--- START ---

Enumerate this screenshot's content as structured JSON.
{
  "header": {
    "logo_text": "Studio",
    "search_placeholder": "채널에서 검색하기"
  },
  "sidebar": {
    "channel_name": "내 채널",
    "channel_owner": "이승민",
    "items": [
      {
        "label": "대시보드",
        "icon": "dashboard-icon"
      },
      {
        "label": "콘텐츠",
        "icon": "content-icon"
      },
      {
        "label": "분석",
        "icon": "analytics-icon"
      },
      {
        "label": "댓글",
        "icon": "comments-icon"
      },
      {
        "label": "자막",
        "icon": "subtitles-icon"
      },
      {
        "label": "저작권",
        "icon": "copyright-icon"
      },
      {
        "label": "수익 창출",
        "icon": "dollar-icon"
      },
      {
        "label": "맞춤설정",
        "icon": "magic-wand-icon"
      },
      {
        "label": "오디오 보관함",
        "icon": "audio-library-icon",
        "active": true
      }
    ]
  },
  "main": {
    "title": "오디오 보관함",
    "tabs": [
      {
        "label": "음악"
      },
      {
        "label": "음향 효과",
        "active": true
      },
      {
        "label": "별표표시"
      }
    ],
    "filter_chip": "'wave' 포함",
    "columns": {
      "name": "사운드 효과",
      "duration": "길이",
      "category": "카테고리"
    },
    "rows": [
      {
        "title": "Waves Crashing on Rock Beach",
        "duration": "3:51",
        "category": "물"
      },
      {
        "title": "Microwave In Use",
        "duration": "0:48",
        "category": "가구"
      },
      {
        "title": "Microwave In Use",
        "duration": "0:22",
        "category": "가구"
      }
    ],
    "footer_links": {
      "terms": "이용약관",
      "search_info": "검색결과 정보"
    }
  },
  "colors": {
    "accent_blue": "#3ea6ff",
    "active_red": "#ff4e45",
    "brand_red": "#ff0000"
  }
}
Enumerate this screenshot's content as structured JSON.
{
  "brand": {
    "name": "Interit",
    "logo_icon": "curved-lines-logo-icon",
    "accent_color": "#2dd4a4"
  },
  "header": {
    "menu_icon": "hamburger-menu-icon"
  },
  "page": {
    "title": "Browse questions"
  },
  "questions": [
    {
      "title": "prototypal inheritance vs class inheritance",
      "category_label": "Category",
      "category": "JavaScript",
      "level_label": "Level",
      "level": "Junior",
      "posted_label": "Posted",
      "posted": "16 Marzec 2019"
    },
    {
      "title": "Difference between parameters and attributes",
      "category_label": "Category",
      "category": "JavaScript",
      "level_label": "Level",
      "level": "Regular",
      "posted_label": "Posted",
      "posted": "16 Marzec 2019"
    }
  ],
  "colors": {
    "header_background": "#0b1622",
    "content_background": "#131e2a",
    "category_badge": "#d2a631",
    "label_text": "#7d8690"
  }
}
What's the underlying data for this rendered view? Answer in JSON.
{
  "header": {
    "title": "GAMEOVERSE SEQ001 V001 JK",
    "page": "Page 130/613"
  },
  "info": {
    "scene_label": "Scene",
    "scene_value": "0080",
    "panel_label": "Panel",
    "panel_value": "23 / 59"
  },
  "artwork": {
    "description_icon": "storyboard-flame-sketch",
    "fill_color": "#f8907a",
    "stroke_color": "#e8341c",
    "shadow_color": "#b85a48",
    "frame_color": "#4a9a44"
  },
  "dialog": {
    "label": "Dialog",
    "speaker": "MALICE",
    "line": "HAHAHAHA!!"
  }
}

--- END ---

TO DO: Transcribe the material above in its entirety. Match it exactly.

RESULT BELOW:
Enumerate this screenshot's content as structured JSON.
{
  "header": {
    "logo_text": "Studio",
    "search_placeholder": "채널에서 검색하기"
  },
  "sidebar": {
    "channel_name": "내 채널",
    "channel_owner": "이승민",
    "items": [
      {
        "label": "대시보드",
        "icon": "dashboard-icon"
      },
      {
        "label": "콘텐츠",
        "icon": "content-icon"
      },
      {
        "label": "분석",
        "icon": "analytics-icon"
      },
      {
        "label": "댓글",
        "icon": "comments-icon"
      },
      {
        "label": "자막",
        "icon": "subtitles-icon"
      },
      {
        "label": "저작권",
        "icon": "copyright-icon"
      },
      {
        "label": "수익 창출",
        "icon": "dollar-icon"
      },
      {
        "label": "맞춤설정",
        "icon": "magic-wand-icon"
      },
      {
        "label": "오디오 보관함",
        "icon": "audio-library-icon",
        "active": true
      }
    ]
  },
  "main": {
    "title": "오디오 보관함",
    "tabs": [
      {
        "label": "음악"
      },
      {
        "label": "음향 효과",
        "active": true
      },
      {
        "label": "별표표시"
      }
    ],
    "filter_chip": "'wave' 포함",
    "columns": {
      "name": "사운드 효과",
      "duration": "길이",
      "category": "카테고리"
    },
    "rows": [
      {
        "title": "Waves Crashing on Rock Beach",
        "duration": "3:51",
        "category": "물"
      },
      {
        "title": "Microwave In Use",
        "duration": "0:48",
        "category": "가구"
      },
      {
        "title": "Microwave In Use",
        "duration": "0:22",
        "category": "가구"
      }
    ],
    "footer_links": {
      "terms": "이용약관",
      "search_info": "검색결과 정보"
    }
  },
  "colors": {
    "accent_blue": "#3ea6ff",
    "active_red": "#ff4e45",
    "brand_red": "#ff0000"
  }
}
Enumerate this screenshot's content as structured JSON.
{
  "brand": {
    "name": "Interit",
    "logo_icon": "curved-lines-logo-icon",
    "accent_color": "#2dd4a4"
  },
  "header": {
    "menu_icon": "hamburger-menu-icon"
  },
  "page": {
    "title": "Browse questions"
  },
  "questions": [
    {
      "title": "prototypal inheritance vs class inheritance",
      "category_label": "Category",
      "category": "JavaScript",
      "level_label": "Level",
      "level": "Junior",
      "posted_label": "Posted",
      "posted": "16 Marzec 2019"
    },
    {
      "title": "Difference between parameters and attributes",
      "category_label": "Category",
      "category": "JavaScript",
      "level_label": "Level",
      "level": "Regular",
      "posted_label": "Posted",
      "posted": "16 Marzec 2019"
    }
  ],
  "colors": {
    "header_background": "#0b1622",
    "content_background": "#131e2a",
    "category_badge": "#d2a631",
    "label_text": "#7d8690"
  }
}
What's the underlying data for this rendered view? Answer in JSON.
{
  "header": {
    "title": "GAMEOVERSE SEQ001 V001 JK",
    "page": "Page 130/613"
  },
  "info": {
    "scene_label": "Scene",
    "scene_value": "0080",
    "panel_label": "Panel",
    "panel_value": "23 / 59"
  },
  "artwork": {
    "description_icon": "storyboard-flame-sketch",
    "fill_color": "#f8907a",
    "stroke_color": "#e8341c",
    "shadow_color": "#b85a48",
    "frame_color": "#4a9a44"
  },
  "dialog": {
    "label": "Dialog",
    "speaker": "MALICE",
    "line": "HAHAHAHA!!"
  }
}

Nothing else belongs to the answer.